(WORK TO COMPLETE):
Search the records for "Období" and copy each line that holds it.

(MATERIAL FOR THE TASK):

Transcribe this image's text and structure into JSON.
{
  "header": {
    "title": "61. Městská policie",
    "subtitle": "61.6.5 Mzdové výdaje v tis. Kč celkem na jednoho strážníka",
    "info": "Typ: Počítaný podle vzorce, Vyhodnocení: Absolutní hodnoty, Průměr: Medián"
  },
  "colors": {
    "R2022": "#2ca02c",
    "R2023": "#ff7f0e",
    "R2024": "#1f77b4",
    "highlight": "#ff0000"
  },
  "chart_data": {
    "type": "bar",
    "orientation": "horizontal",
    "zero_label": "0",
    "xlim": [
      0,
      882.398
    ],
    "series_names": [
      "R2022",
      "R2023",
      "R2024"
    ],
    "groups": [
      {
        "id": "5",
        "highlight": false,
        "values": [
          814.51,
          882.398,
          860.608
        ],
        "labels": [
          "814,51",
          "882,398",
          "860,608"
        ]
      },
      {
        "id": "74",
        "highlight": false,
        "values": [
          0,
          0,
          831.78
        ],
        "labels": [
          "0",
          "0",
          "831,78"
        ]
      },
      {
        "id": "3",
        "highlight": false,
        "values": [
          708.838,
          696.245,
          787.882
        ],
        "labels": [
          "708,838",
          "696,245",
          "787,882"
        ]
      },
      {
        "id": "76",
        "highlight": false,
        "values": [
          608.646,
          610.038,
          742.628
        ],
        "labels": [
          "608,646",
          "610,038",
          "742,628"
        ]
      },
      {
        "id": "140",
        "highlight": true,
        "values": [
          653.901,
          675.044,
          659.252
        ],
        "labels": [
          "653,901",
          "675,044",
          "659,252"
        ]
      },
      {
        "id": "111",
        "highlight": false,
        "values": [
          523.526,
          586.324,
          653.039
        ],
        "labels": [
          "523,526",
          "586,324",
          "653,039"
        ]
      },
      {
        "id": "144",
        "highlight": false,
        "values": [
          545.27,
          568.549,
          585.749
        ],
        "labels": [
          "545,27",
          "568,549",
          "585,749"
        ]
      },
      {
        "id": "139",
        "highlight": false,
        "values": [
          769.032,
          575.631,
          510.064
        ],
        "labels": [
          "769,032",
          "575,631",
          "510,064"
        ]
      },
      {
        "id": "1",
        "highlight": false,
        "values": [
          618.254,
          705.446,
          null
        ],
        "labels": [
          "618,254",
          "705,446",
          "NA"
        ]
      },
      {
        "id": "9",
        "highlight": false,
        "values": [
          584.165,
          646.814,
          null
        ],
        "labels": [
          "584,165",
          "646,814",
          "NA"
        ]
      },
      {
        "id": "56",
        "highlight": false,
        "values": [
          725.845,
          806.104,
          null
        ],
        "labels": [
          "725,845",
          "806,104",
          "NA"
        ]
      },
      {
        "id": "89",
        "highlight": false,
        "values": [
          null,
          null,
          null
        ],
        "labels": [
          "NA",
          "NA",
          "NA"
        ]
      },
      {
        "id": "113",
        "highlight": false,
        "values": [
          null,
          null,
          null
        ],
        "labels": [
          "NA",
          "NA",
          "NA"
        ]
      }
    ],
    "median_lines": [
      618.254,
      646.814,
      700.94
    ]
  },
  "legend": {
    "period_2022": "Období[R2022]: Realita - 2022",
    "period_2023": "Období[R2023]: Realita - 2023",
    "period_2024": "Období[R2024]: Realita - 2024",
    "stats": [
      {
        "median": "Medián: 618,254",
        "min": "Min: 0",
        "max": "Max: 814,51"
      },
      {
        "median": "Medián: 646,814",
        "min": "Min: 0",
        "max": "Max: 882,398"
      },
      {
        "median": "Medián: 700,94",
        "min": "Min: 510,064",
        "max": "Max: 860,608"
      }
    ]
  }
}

(RIGHT ANSWER):
    "period_2022": "Období[R2022]: Realita - 2022",
    "period_2023": "Období[R2023]: Realita - 2023",
    "period_2024": "Období[R2024]: Realita - 2024",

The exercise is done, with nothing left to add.